*WHAT YOU ARE ASKED TO DO:* Retype each line exactly. Skip images.

--- BEGIN DATA SUPPLIED ---

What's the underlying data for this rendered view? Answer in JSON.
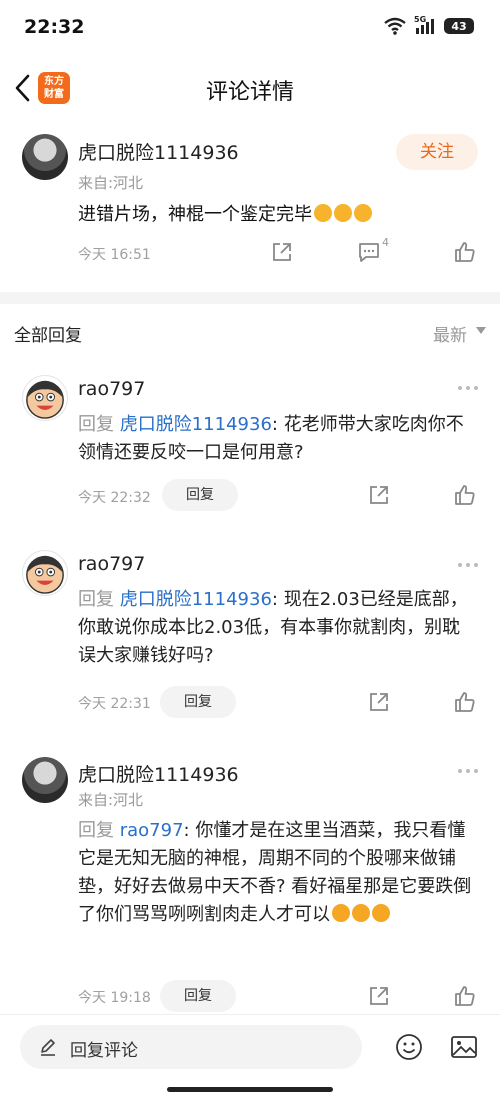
{
  "status_bar": {
    "time": "22:32",
    "network": "5G",
    "battery": "43"
  },
  "nav": {
    "logo_line1": "东方",
    "logo_line2": "财富",
    "title": "评论详情"
  },
  "post": {
    "username": "虎口脱险1114936",
    "location": "来自:河北",
    "text": "进错片场，神棍一个鉴定完毕",
    "emoji_count": 3,
    "follow_label": "关注",
    "time": "今天 16:51",
    "comment_count": "4"
  },
  "section": {
    "title": "全部回复",
    "sort": "最新"
  },
  "replies": [
    {
      "username": "rao797",
      "reply_prefix": "回复",
      "reply_target": "虎口脱险1114936",
      "text": ": 花老师带大家吃肉你不领情还要反咬一口是何用意?",
      "time": "今天 22:32",
      "reply_button": "回复"
    },
    {
      "username": "rao797",
      "reply_prefix": "回复",
      "reply_target": "虎口脱险1114936",
      "text": ": 现在2.03已经是底部，你敢说你成本比2.03低，有本事你就割肉，别耽误大家赚钱好吗?",
      "time": "今天 22:31",
      "reply_button": "回复"
    },
    {
      "username": "虎口脱险1114936",
      "location": "来自:河北",
      "reply_prefix": "回复",
      "reply_target": "rao797",
      "text": ": 你懂才是在这里当酒菜，我只看懂它是无知无脑的神棍，周期不同的个股哪来做铺垫，好好去做易中天不香? 看好福星那是它要跌倒了你们骂骂咧咧割肉走人才可以",
      "time": "今天 19:18",
      "reply_button": "回复"
    }
  ],
  "bottom": {
    "input_placeholder": "回复评论"
  },
  "colors": {
    "accent": "#e86a1e",
    "link": "#2a6fc9",
    "muted": "#999999"
  }
}
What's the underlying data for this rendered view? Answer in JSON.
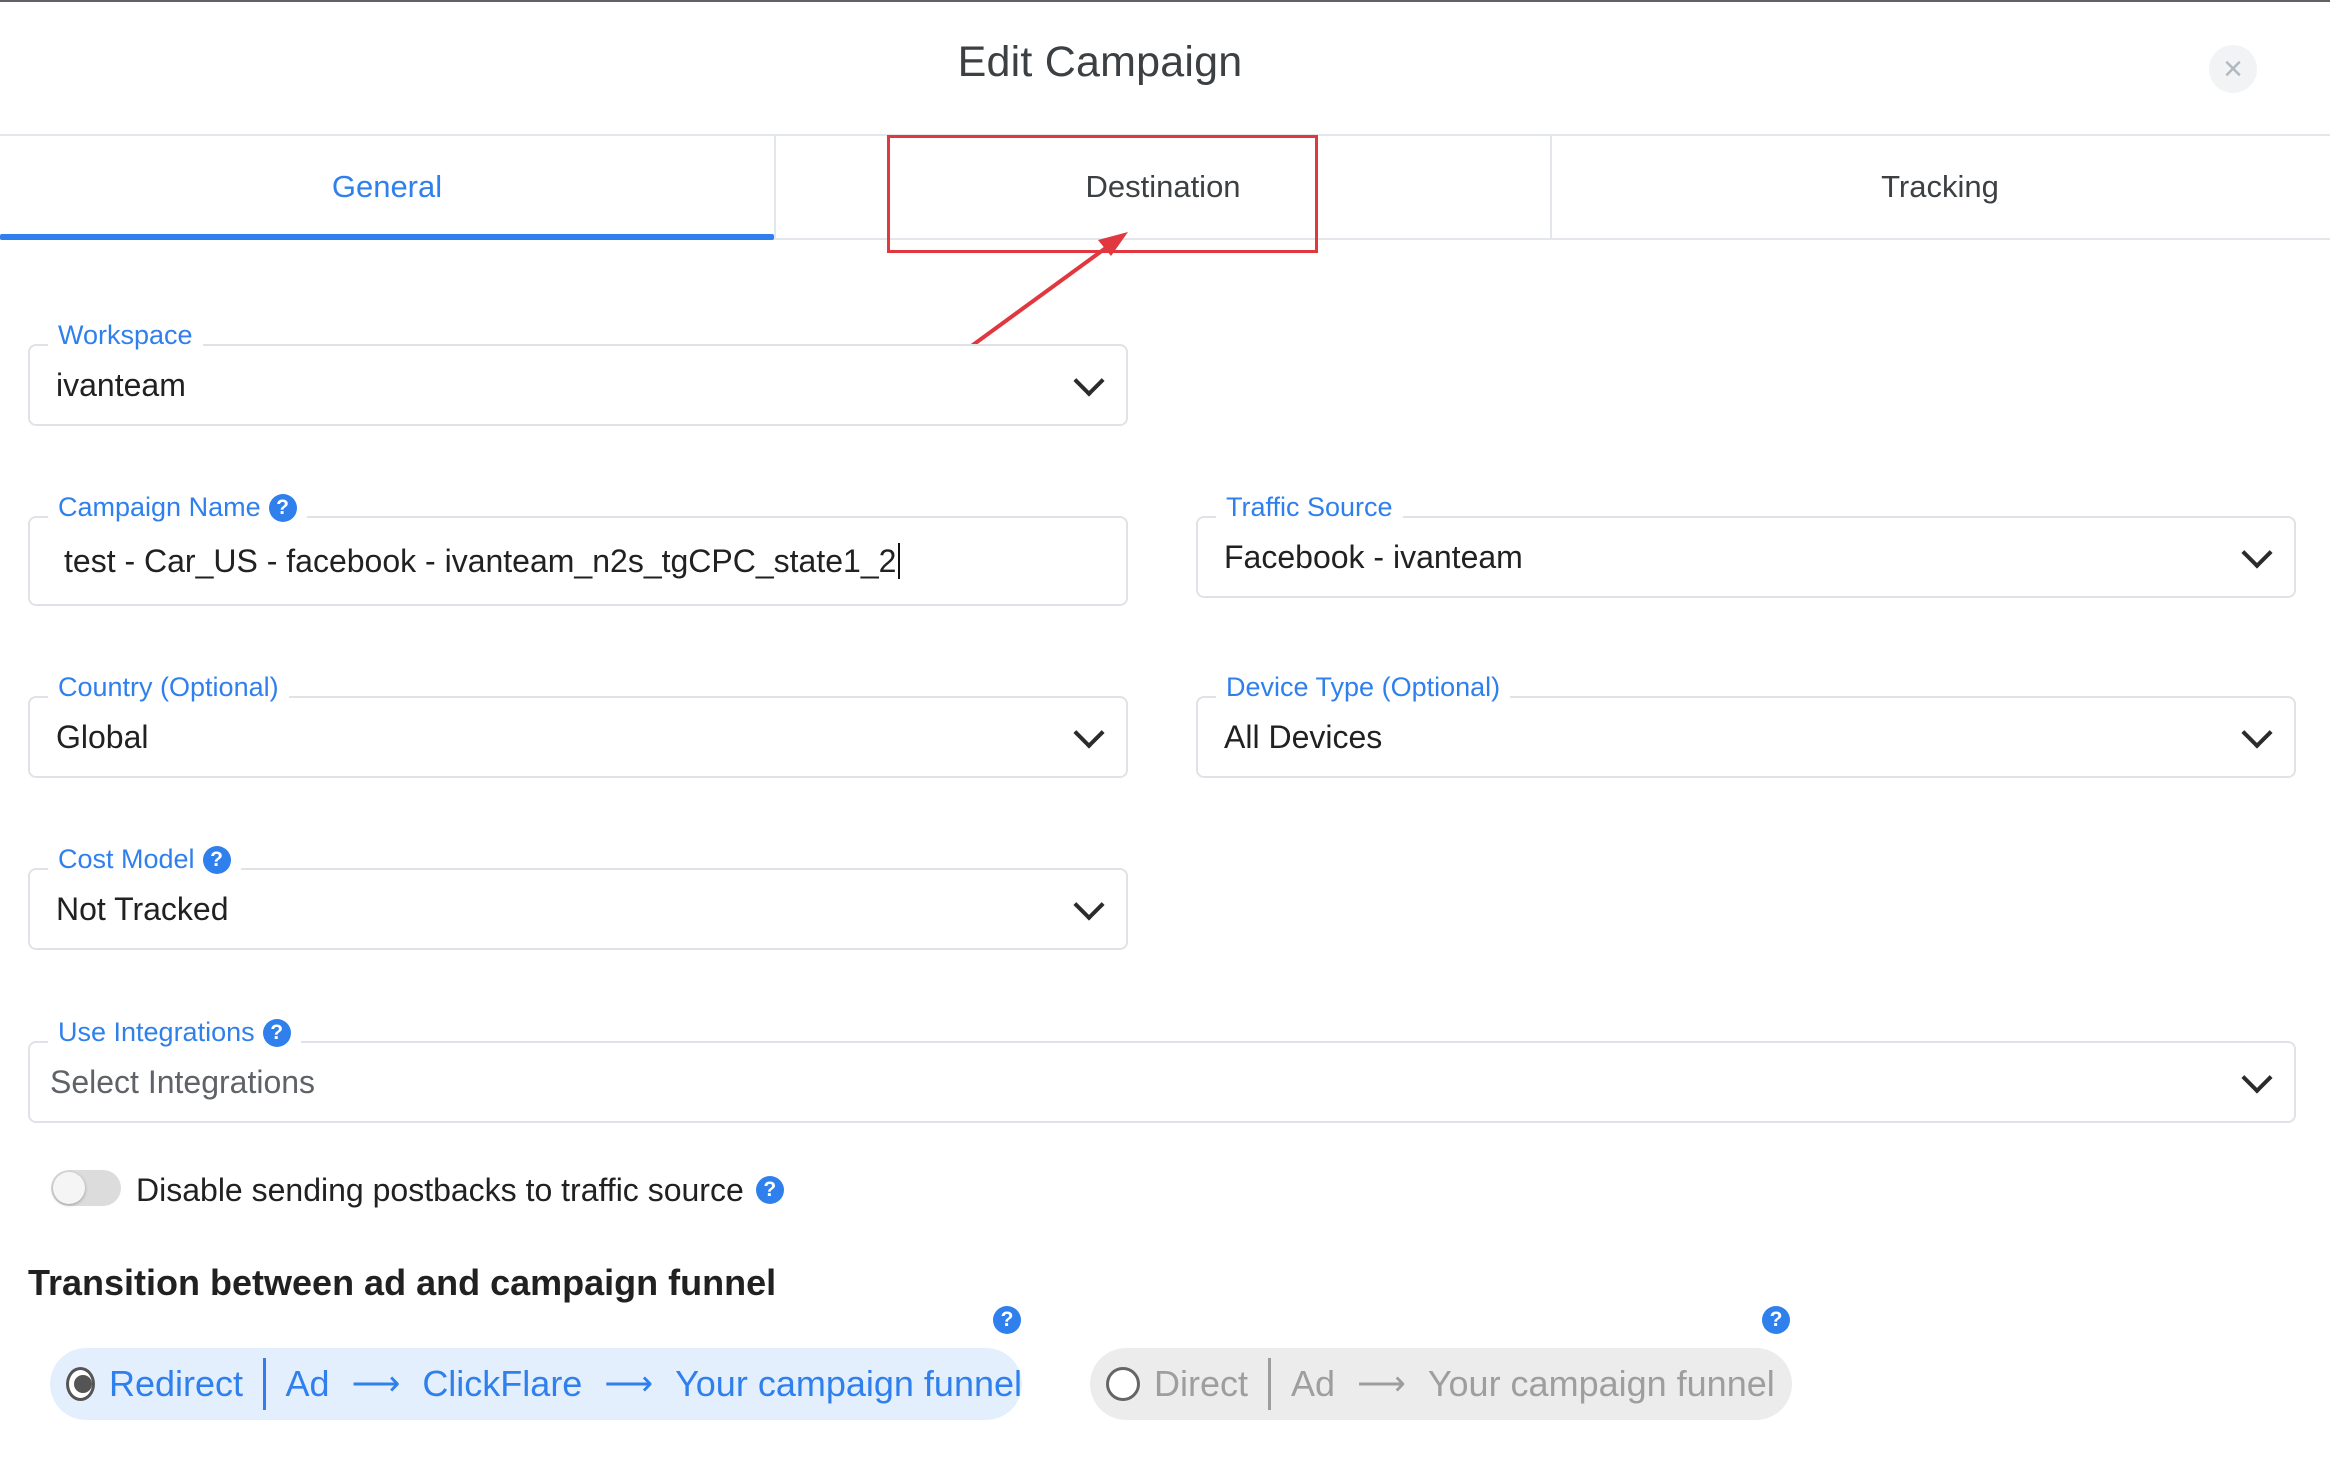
{
  "modal": {
    "title": "Edit Campaign",
    "close_icon": "×"
  },
  "tabs": [
    {
      "label": "General",
      "active": true
    },
    {
      "label": "Destination",
      "active": false
    },
    {
      "label": "Tracking",
      "active": false
    }
  ],
  "fields": {
    "workspace": {
      "label": "Workspace",
      "value": "ivanteam"
    },
    "campaign_name": {
      "label": "Campaign Name",
      "value": "test - Car_US - facebook - ivanteam_n2s_tgCPC_state1_2"
    },
    "traffic_source": {
      "label": "Traffic Source",
      "value": "Facebook - ivanteam"
    },
    "country": {
      "label": "Country (Optional)",
      "value": "Global"
    },
    "device_type": {
      "label": "Device Type (Optional)",
      "value": "All Devices"
    },
    "cost_model": {
      "label": "Cost Model",
      "value": "Not Tracked"
    },
    "integrations": {
      "label": "Use Integrations",
      "placeholder": "Select Integrations"
    }
  },
  "toggle": {
    "label": "Disable sending postbacks to traffic source",
    "checked": false
  },
  "transition": {
    "title": "Transition between ad and campaign funnel",
    "redirect": {
      "label": "Redirect",
      "selected": true,
      "steps": [
        "Ad",
        "ClickFlare",
        "Your campaign funnel"
      ]
    },
    "direct": {
      "label": "Direct",
      "selected": false,
      "steps": [
        "Ad",
        "Your campaign funnel"
      ]
    }
  },
  "help_glyph": "?",
  "colors": {
    "accent": "#2f80ed",
    "annotation": "#e0383e",
    "redirect_bg": "#e3effd",
    "direct_bg": "#ececec"
  }
}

--- END DATA SUPPLIED ---

*EXERCISE SOLUTION:*
What's the underlying data for this rendered view? Answer in JSON.
{
  "status_bar": {
    "time": "22:32",
    "network": "5G",
    "battery": "43"
  },
  "nav": {
    "logo_line1": "东方",
    "logo_line2": "财富",
    "title": "评论详情"
  },
  "post": {
    "username": "虎口脱险1114936",
    "location": "来自:河北",
    "text": "进错片场，神棍一个鉴定完毕",
    "emoji_count": 3,
    "follow_label": "关注",
    "time": "今天 16:51",
    "comment_count": "4"
  },
  "section": {
    "title": "全部回复",
    "sort": "最新"
  },
  "replies": [
    {
      "username": "rao797",
      "reply_prefix": "回复",
      "reply_target": "虎口脱险1114936",
      "text": ": 花老师带大家吃肉你不领情还要反咬一口是何用意?",
      "time": "今天 22:32",
      "reply_button": "回复"
    },
    {
      "username": "rao797",
      "reply_prefix": "回复",
      "reply_target": "虎口脱险1114936",
      "text": ": 现在2.03已经是底部，你敢说你成本比2.03低，有本事你就割肉，别耽误大家赚钱好吗?",
      "time": "今天 22:31",
      "reply_button": "回复"
    },
    {
      "username": "虎口脱险1114936",
      "location": "来自:河北",
      "reply_prefix": "回复",
      "reply_target": "rao797",
      "text": ": 你懂才是在这里当酒菜，我只看懂它是无知无脑的神棍，周期不同的个股哪来做铺垫，好好去做易中天不香? 看好福星那是它要跌倒了你们骂骂咧咧割肉走人才可以",
      "time": "今天 19:18",
      "reply_button": "回复"
    }
  ],
  "bottom": {
    "input_placeholder": "回复评论"
  },
  "colors": {
    "accent": "#e86a1e",
    "link": "#2a6fc9",
    "muted": "#999999"
  }
}
What's the underlying data for this rendered view? Answer in JSON.
{
  "modal": {
    "title": "Edit Campaign",
    "close_icon": "×"
  },
  "tabs": [
    {
      "label": "General",
      "active": true
    },
    {
      "label": "Destination",
      "active": false
    },
    {
      "label": "Tracking",
      "active": false
    }
  ],
  "fields": {
    "workspace": {
      "label": "Workspace",
      "value": "ivanteam"
    },
    "campaign_name": {
      "label": "Campaign Name",
      "value": "test - Car_US - facebook - ivanteam_n2s_tgCPC_state1_2"
    },
    "traffic_source": {
      "label": "Traffic Source",
      "value": "Facebook - ivanteam"
    },
    "country": {
      "label": "Country (Optional)",
      "value": "Global"
    },
    "device_type": {
      "label": "Device Type (Optional)",
      "value": "All Devices"
    },
    "cost_model": {
      "label": "Cost Model",
      "value": "Not Tracked"
    },
    "integrations": {
      "label": "Use Integrations",
      "placeholder": "Select Integrations"
    }
  },
  "toggle": {
    "label": "Disable sending postbacks to traffic source",
    "checked": false
  },
  "transition": {
    "title": "Transition between ad and campaign funnel",
    "redirect": {
      "label": "Redirect",
      "selected": true,
      "steps": [
        "Ad",
        "ClickFlare",
        "Your campaign funnel"
      ]
    },
    "direct": {
      "label": "Direct",
      "selected": false,
      "steps": [
        "Ad",
        "Your campaign funnel"
      ]
    }
  },
  "help_glyph": "?",
  "colors": {
    "accent": "#2f80ed",
    "annotation": "#e0383e",
    "redirect_bg": "#e3effd",
    "direct_bg": "#ececec"
  }
}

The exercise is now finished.